Problem | The entries below should be transcribed in their entirety, exactly as written.

Input data |
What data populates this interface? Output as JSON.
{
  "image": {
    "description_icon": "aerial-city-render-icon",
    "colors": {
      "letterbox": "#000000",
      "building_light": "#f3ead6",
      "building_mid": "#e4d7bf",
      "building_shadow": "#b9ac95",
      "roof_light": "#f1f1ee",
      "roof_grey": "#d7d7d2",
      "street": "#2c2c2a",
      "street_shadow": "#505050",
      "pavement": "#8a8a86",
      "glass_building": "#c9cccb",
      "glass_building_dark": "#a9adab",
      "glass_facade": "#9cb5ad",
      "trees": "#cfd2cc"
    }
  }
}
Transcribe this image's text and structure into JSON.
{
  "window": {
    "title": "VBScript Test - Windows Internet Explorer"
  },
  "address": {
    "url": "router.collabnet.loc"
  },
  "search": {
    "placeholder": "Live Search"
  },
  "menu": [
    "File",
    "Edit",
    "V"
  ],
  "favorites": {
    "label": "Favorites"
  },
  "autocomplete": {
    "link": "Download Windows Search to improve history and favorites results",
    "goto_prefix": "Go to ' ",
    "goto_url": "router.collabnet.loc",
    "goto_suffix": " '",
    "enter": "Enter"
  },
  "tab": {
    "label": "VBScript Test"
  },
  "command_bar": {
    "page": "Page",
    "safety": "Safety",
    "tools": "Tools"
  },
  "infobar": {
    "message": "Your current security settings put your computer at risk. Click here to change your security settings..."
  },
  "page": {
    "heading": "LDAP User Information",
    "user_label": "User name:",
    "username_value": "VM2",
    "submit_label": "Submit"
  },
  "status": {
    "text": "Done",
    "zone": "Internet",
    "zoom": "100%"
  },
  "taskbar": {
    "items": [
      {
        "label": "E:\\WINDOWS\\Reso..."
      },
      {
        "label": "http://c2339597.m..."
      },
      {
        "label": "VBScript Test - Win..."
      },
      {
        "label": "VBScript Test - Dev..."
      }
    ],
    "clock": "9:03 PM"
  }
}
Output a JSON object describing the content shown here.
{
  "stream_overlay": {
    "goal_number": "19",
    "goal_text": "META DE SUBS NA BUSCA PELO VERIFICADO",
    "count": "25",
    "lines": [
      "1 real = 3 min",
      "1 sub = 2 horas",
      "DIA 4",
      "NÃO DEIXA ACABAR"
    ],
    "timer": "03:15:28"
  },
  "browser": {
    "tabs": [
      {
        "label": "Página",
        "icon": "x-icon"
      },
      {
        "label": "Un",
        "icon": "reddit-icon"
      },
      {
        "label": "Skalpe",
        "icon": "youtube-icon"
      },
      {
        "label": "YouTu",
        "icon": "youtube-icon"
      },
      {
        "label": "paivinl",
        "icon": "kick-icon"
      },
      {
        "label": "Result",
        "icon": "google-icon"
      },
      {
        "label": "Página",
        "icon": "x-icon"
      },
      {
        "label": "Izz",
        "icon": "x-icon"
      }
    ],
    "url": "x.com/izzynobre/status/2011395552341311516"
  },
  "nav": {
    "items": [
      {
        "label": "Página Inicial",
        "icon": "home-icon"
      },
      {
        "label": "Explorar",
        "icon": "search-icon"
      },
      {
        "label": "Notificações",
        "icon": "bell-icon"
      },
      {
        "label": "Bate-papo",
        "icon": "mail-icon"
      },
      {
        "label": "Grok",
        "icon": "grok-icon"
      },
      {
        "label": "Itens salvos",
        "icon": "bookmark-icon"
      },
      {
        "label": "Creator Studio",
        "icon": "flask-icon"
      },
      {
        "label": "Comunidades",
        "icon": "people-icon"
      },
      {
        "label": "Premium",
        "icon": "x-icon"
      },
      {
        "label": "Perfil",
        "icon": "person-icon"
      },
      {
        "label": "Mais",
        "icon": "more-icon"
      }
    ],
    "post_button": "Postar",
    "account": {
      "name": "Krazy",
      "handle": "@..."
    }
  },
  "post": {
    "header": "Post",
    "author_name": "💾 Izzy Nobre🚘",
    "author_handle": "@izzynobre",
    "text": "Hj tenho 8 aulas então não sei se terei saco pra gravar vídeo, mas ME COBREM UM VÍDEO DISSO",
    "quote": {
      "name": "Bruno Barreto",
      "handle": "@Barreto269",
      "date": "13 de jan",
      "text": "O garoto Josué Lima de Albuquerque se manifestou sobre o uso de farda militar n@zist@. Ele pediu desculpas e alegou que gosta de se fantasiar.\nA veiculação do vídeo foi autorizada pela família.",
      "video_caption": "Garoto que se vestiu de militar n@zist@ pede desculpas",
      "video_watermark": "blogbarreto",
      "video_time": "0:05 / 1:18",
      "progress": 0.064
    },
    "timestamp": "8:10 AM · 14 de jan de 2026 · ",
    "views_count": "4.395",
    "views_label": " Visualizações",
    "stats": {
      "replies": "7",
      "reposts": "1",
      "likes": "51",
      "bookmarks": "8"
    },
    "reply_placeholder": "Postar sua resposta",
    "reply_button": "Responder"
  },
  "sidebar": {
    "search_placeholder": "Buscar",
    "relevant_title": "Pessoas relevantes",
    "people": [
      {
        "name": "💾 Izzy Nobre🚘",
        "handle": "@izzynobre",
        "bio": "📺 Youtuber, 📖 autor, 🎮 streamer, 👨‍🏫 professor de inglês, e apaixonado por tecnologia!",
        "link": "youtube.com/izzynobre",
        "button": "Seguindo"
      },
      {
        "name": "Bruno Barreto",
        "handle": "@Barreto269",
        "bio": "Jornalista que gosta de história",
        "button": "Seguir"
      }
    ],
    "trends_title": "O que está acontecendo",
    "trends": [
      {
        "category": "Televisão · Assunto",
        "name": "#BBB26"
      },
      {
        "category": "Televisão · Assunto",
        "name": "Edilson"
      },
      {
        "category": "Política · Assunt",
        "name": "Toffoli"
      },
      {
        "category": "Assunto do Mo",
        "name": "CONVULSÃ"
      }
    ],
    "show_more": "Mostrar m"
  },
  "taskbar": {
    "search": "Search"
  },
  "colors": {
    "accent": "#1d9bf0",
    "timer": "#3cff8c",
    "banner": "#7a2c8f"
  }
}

Complete answer |
What data populates this interface? Output as JSON.
{
  "image": {
    "description_icon": "aerial-city-render-icon",
    "colors": {
      "letterbox": "#000000",
      "building_light": "#f3ead6",
      "building_mid": "#e4d7bf",
      "building_shadow": "#b9ac95",
      "roof_light": "#f1f1ee",
      "roof_grey": "#d7d7d2",
      "street": "#2c2c2a",
      "street_shadow": "#505050",
      "pavement": "#8a8a86",
      "glass_building": "#c9cccb",
      "glass_building_dark": "#a9adab",
      "glass_facade": "#9cb5ad",
      "trees": "#cfd2cc"
    }
  }
}
Transcribe this image's text and structure into JSON.
{
  "window": {
    "title": "VBScript Test - Windows Internet Explorer"
  },
  "address": {
    "url": "router.collabnet.loc"
  },
  "search": {
    "placeholder": "Live Search"
  },
  "menu": [
    "File",
    "Edit",
    "V"
  ],
  "favorites": {
    "label": "Favorites"
  },
  "autocomplete": {
    "link": "Download Windows Search to improve history and favorites results",
    "goto_prefix": "Go to ' ",
    "goto_url": "router.collabnet.loc",
    "goto_suffix": " '",
    "enter": "Enter"
  },
  "tab": {
    "label": "VBScript Test"
  },
  "command_bar": {
    "page": "Page",
    "safety": "Safety",
    "tools": "Tools"
  },
  "infobar": {
    "message": "Your current security settings put your computer at risk. Click here to change your security settings..."
  },
  "page": {
    "heading": "LDAP User Information",
    "user_label": "User name:",
    "username_value": "VM2",
    "submit_label": "Submit"
  },
  "status": {
    "text": "Done",
    "zone": "Internet",
    "zoom": "100%"
  },
  "taskbar": {
    "items": [
      {
        "label": "E:\\WINDOWS\\Reso..."
      },
      {
        "label": "http://c2339597.m..."
      },
      {
        "label": "VBScript Test - Win..."
      },
      {
        "label": "VBScript Test - Dev..."
      }
    ],
    "clock": "9:03 PM"
  }
}
Output a JSON object describing the content shown here.
{
  "stream_overlay": {
    "goal_number": "19",
    "goal_text": "META DE SUBS NA BUSCA PELO VERIFICADO",
    "count": "25",
    "lines": [
      "1 real = 3 min",
      "1 sub = 2 horas",
      "DIA 4",
      "NÃO DEIXA ACABAR"
    ],
    "timer": "03:15:28"
  },
  "browser": {
    "tabs": [
      {
        "label": "Página",
        "icon": "x-icon"
      },
      {
        "label": "Un",
        "icon": "reddit-icon"
      },
      {
        "label": "Skalpe",
        "icon": "youtube-icon"
      },
      {
        "label": "YouTu",
        "icon": "youtube-icon"
      },
      {
        "label": "paivinl",
        "icon": "kick-icon"
      },
      {
        "label": "Result",
        "icon": "google-icon"
      },
      {
        "label": "Página",
        "icon": "x-icon"
      },
      {
        "label": "Izz",
        "icon": "x-icon"
      }
    ],
    "url": "x.com/izzynobre/status/2011395552341311516"
  },
  "nav": {
    "items": [
      {
        "label": "Página Inicial",
        "icon": "home-icon"
      },
      {
        "label": "Explorar",
        "icon": "search-icon"
      },
      {
        "label": "Notificações",
        "icon": "bell-icon"
      },
      {
        "label": "Bate-papo",
        "icon": "mail-icon"
      },
      {
        "label": "Grok",
        "icon": "grok-icon"
      },
      {
        "label": "Itens salvos",
        "icon": "bookmark-icon"
      },
      {
        "label": "Creator Studio",
        "icon": "flask-icon"
      },
      {
        "label": "Comunidades",
        "icon": "people-icon"
      },
      {
        "label": "Premium",
        "icon": "x-icon"
      },
      {
        "label": "Perfil",
        "icon": "person-icon"
      },
      {
        "label": "Mais",
        "icon": "more-icon"
      }
    ],
    "post_button": "Postar",
    "account": {
      "name": "Krazy",
      "handle": "@..."
    }
  },
  "post": {
    "header": "Post",
    "author_name": "💾 Izzy Nobre🚘",
    "author_handle": "@izzynobre",
    "text": "Hj tenho 8 aulas então não sei se terei saco pra gravar vídeo, mas ME COBREM UM VÍDEO DISSO",
    "quote": {
      "name": "Bruno Barreto",
      "handle": "@Barreto269",
      "date": "13 de jan",
      "text": "O garoto Josué Lima de Albuquerque se manifestou sobre o uso de farda militar n@zist@. Ele pediu desculpas e alegou que gosta de se fantasiar.\nA veiculação do vídeo foi autorizada pela família.",
      "video_caption": "Garoto que se vestiu de militar n@zist@ pede desculpas",
      "video_watermark": "blogbarreto",
      "video_time": "0:05 / 1:18",
      "progress": 0.064
    },
    "timestamp": "8:10 AM · 14 de jan de 2026 · ",
    "views_count": "4.395",
    "views_label": " Visualizações",
    "stats": {
      "replies": "7",
      "reposts": "1",
      "likes": "51",
      "bookmarks": "8"
    },
    "reply_placeholder": "Postar sua resposta",
    "reply_button": "Responder"
  },
  "sidebar": {
    "search_placeholder": "Buscar",
    "relevant_title": "Pessoas relevantes",
    "people": [
      {
        "name": "💾 Izzy Nobre🚘",
        "handle": "@izzynobre",
        "bio": "📺 Youtuber, 📖 autor, 🎮 streamer, 👨‍🏫 professor de inglês, e apaixonado por tecnologia!",
        "link": "youtube.com/izzynobre",
        "button": "Seguindo"
      },
      {
        "name": "Bruno Barreto",
        "handle": "@Barreto269",
        "bio": "Jornalista que gosta de história",
        "button": "Seguir"
      }
    ],
    "trends_title": "O que está acontecendo",
    "trends": [
      {
        "category": "Televisão · Assunto",
        "name": "#BBB26"
      },
      {
        "category": "Televisão · Assunto",
        "name": "Edilson"
      },
      {
        "category": "Política · Assunt",
        "name": "Toffoli"
      },
      {
        "category": "Assunto do Mo",
        "name": "CONVULSÃ"
      }
    ],
    "show_more": "Mostrar m"
  },
  "taskbar": {
    "search": "Search"
  },
  "colors": {
    "accent": "#1d9bf0",
    "timer": "#3cff8c",
    "banner": "#7a2c8f"
  }
}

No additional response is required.